■ Exercise details ■
Reproduce the material from its first line through the line containing "help-icon[interactable]: ? (587, 1004, 601, 1018)", substituting "info-icon" for every occurrence of "help-icon" and leaving all else unchanged.

-- Start of Extracted records --

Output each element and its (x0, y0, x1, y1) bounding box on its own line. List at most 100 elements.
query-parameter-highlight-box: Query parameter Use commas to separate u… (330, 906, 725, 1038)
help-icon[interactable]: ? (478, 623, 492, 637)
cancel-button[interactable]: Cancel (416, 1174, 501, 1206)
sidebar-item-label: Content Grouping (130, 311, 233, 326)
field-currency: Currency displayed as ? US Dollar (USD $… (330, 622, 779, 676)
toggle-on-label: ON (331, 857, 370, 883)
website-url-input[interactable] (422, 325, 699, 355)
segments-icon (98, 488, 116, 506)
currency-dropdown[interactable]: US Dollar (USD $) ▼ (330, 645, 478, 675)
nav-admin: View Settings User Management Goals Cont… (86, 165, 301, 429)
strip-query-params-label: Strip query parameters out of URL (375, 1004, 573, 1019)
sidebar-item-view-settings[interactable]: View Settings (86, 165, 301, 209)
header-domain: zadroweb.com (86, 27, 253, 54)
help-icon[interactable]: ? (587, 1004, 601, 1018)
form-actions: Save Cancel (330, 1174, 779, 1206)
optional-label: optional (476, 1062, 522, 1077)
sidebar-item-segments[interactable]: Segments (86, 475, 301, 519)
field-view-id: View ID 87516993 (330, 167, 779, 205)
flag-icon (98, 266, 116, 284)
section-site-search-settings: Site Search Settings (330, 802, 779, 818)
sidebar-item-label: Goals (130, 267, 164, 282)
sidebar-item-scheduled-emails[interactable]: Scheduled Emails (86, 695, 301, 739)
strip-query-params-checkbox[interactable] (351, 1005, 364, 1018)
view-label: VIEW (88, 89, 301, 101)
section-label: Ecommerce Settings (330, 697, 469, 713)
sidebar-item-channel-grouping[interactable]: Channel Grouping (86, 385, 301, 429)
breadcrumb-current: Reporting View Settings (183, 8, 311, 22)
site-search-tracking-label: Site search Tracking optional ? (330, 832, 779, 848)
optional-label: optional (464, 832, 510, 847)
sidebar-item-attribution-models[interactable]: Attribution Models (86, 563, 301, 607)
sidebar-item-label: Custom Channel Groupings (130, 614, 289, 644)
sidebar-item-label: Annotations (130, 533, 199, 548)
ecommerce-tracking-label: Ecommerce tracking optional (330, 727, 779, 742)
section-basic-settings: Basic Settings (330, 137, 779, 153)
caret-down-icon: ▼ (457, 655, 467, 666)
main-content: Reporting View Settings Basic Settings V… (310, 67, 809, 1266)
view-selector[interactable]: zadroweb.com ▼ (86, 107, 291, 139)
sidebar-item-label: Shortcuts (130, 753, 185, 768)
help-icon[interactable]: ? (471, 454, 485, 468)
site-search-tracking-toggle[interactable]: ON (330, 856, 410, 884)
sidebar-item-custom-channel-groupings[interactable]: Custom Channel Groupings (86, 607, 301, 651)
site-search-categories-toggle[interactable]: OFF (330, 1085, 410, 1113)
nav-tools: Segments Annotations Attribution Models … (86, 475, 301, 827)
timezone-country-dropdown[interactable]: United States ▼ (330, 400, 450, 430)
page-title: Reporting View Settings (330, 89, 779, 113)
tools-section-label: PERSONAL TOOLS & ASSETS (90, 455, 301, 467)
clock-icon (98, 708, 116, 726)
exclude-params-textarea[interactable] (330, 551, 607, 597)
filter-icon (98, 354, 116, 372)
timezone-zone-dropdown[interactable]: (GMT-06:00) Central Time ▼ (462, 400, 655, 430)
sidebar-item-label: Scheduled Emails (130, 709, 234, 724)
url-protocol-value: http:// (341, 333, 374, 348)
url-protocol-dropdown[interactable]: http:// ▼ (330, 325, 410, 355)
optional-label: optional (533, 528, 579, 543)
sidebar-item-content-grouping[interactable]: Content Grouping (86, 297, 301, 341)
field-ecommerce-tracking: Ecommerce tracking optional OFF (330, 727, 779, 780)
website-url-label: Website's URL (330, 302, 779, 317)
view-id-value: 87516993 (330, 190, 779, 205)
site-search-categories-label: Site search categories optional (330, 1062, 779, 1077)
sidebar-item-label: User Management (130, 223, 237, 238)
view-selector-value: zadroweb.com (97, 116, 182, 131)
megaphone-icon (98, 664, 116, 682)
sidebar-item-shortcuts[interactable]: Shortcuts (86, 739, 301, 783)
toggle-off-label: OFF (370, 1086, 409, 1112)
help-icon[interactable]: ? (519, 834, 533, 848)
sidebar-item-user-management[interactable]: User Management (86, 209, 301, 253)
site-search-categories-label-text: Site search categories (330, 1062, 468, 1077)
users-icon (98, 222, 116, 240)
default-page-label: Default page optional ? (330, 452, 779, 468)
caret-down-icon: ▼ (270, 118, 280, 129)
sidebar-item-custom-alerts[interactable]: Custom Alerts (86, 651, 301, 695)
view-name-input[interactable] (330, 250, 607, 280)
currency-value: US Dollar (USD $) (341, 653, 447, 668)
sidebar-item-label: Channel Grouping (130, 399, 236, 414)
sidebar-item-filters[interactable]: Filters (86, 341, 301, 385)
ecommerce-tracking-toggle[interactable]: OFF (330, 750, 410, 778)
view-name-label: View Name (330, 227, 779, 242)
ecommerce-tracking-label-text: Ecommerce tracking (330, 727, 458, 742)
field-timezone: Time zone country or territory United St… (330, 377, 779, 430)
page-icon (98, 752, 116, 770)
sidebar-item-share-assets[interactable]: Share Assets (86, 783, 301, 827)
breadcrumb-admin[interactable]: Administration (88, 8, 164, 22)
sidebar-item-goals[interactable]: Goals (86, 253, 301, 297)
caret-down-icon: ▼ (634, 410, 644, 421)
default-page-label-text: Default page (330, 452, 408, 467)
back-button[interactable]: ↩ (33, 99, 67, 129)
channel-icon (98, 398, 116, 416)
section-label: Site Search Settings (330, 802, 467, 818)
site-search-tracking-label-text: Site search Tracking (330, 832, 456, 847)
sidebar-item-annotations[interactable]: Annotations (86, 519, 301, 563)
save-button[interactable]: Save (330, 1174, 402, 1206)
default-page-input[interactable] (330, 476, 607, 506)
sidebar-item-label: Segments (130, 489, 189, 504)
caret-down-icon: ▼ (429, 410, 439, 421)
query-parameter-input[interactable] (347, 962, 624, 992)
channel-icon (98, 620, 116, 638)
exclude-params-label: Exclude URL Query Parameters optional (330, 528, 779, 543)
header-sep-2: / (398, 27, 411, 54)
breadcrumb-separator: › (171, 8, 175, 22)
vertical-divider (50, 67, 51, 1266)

-- End of Extracted records --

■ Written reply ■
Output each element and its (x0, y0, x1, y1) bounding box on its own line. List at most 100 elements.
query-parameter-highlight-box: Query parameter Use commas to separate u… (330, 906, 725, 1038)
info-icon[interactable]: ? (478, 623, 492, 637)
cancel-button[interactable]: Cancel (416, 1174, 501, 1206)
sidebar-item-label: Content Grouping (130, 311, 233, 326)
field-currency: Currency displayed as ? US Dollar (USD $… (330, 622, 779, 676)
toggle-on-label: ON (331, 857, 370, 883)
website-url-input[interactable] (422, 325, 699, 355)
segments-icon (98, 488, 116, 506)
currency-dropdown[interactable]: US Dollar (USD $) ▼ (330, 645, 478, 675)
nav-admin: View Settings User Management Goals Cont… (86, 165, 301, 429)
strip-query-params-label: Strip query parameters out of URL (375, 1004, 573, 1019)
sidebar-item-view-settings[interactable]: View Settings (86, 165, 301, 209)
header-domain: zadroweb.com (86, 27, 253, 54)
info-icon[interactable]: ? (587, 1004, 601, 1018)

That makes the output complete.